• Task prompt: Scan the material for the word "Management", and copy each line where it shows up.

• Stored data:

######

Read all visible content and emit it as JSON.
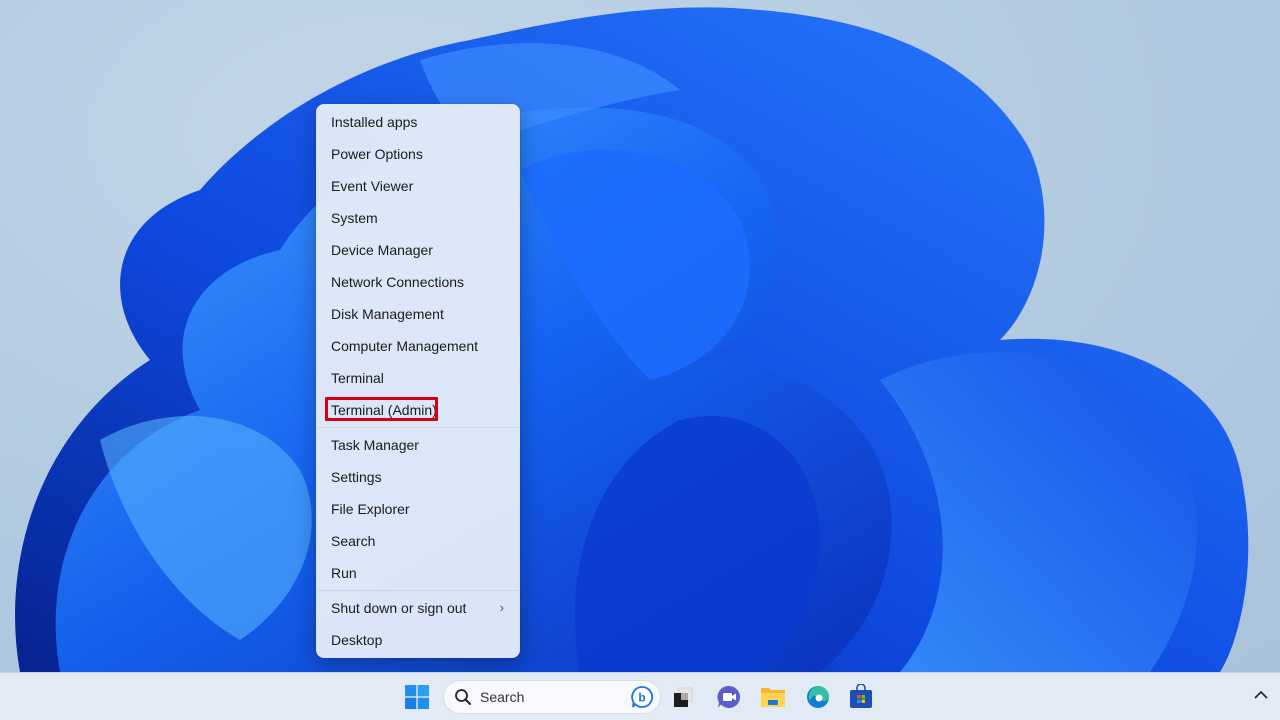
{
  "context_menu": {
    "items": [
      {
        "label": "Installed apps"
      },
      {
        "label": "Power Options"
      },
      {
        "label": "Event Viewer"
      },
      {
        "label": "System"
      },
      {
        "label": "Device Manager"
      },
      {
        "label": "Network Connections"
      },
      {
        "label": "Disk Management"
      },
      {
        "label": "Computer Management"
      },
      {
        "label": "Terminal"
      },
      {
        "label": "Terminal (Admin)",
        "highlighted": true
      },
      {
        "label": "Task Manager"
      },
      {
        "label": "Settings"
      },
      {
        "label": "File Explorer"
      },
      {
        "label": "Search"
      },
      {
        "label": "Run"
      },
      {
        "label": "Shut down or sign out",
        "submenu": true,
        "chevron": "›"
      },
      {
        "label": "Desktop"
      }
    ],
    "highlight_color": "#d40012"
  },
  "taskbar": {
    "search_label": "Search",
    "icons": [
      "windows-start-icon",
      "search-icon",
      "bing-icon",
      "task-view-icon",
      "teams-chat-icon",
      "file-explorer-icon",
      "edge-browser-icon",
      "microsoft-store-icon"
    ],
    "tray_chevron": "^"
  },
  "colors": {
    "wallpaper_blue": "#1a5cf0",
    "menu_bg": "#e2eaf8",
    "taskbar_bg": "#e2eaf6"
  }
}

######

• Task answer:
        "label": "Disk Management"
        "label": "Computer Management"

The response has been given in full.